- _EXERCISE AIM_
Write the next part of the passage on the Homeric adjective thaleros, picking up from its final sentence.

>> START DOCUMENT TEXT

In this respect, the expression thaleron kata dakru cheontes warrants close attention. The adjective thaleros is used sixteen times in the Odyssey and eighteen in the Iliad.
Pierre Chantraine indicates that thallō means ‘to sprout’ or ‘to be in bloom’ and that the original meaning of the verb was related to vegetation;  metaphorically, it means to be abundant or prosperous. In Homeric poetry, the distribution of the use of the adjective ‘flourishing’ falls into four groups: tears, meals, youth and fertility, and plant life.

>> END DOCUMENT TEXT
>> START DATASET EXTRACT

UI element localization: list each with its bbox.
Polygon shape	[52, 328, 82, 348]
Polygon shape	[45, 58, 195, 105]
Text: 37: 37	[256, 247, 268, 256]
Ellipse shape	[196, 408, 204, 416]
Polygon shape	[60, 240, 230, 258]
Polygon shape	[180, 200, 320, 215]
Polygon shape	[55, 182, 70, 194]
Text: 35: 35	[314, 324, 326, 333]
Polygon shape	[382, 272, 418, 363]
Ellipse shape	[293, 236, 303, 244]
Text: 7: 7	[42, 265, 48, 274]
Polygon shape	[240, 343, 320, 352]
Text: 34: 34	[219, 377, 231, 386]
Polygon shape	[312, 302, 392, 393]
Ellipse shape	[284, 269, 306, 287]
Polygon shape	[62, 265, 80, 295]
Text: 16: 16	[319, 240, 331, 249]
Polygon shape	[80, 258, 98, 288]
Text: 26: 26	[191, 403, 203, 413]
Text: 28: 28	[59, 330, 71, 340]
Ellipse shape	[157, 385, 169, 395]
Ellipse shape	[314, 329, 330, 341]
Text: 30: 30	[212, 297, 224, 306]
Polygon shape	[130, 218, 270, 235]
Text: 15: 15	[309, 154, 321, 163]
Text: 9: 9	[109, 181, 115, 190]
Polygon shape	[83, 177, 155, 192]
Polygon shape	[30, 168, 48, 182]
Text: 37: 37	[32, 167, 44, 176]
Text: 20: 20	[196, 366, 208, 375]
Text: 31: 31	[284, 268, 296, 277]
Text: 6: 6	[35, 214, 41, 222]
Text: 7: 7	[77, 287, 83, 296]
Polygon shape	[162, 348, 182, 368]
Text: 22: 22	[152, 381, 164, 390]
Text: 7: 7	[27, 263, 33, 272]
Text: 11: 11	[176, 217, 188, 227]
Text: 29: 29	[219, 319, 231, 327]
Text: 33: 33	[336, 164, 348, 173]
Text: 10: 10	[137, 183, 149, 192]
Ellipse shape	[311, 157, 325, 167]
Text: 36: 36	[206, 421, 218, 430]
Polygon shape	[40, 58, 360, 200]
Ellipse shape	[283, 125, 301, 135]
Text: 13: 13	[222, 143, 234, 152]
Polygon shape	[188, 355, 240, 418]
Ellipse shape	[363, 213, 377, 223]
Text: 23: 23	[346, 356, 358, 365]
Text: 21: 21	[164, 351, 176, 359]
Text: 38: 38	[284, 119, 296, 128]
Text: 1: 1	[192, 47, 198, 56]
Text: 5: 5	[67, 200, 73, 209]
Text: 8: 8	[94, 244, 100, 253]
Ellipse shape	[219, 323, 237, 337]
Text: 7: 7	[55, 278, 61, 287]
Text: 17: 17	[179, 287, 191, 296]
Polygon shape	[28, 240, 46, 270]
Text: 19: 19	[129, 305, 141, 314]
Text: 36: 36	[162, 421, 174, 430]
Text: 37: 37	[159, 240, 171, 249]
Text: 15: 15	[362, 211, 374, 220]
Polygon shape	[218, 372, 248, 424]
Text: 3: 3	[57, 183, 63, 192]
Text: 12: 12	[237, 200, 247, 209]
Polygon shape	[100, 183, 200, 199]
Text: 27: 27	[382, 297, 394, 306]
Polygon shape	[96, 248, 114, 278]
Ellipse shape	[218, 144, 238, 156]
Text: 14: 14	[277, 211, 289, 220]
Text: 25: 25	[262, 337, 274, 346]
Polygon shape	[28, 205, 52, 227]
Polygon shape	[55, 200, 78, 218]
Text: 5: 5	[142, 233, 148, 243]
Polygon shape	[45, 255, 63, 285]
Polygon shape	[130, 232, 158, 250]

>> END DATASET EXTRACT

- _FINAL RESULT_
Tears are described by this adjective in four types of formulas:
- θαλερὸν κατὰ δάκρυ χέοντες [Iliad 6.496; Odyssey 4.556; 10.201, 409, 570; 11.5, 466; 12.12; 22.447]
- θαλερὸν δέ οἱ ἔκπεσε δάκρυ [Iliad 2.266; Odyssey 16.16]
- θαλερὸν κατα δάκρυον εἶβεν [Iliad 24.9; Odyssey 11.391]
- θαλερὸν δὲ κατείβετο δάκρυ παρειῶν [Iliad 24.794]
‘Flourishing’ tears occur more often in the Odyssey than in the Iliad. Of the sixteen occurrences of the adjective, ten are specifically related to tears and one, connected to goos, is implicitly associated (Odyssey 10.457). In the Iliad, thaleros is most frequently used in its literal sense: it describes fruitful unions, husbands or “flourishing” wives, and men in the prime of their lives (3.53; 6.430; 8.156; 3.26; 4.474; 10.259; 11.414, etc.).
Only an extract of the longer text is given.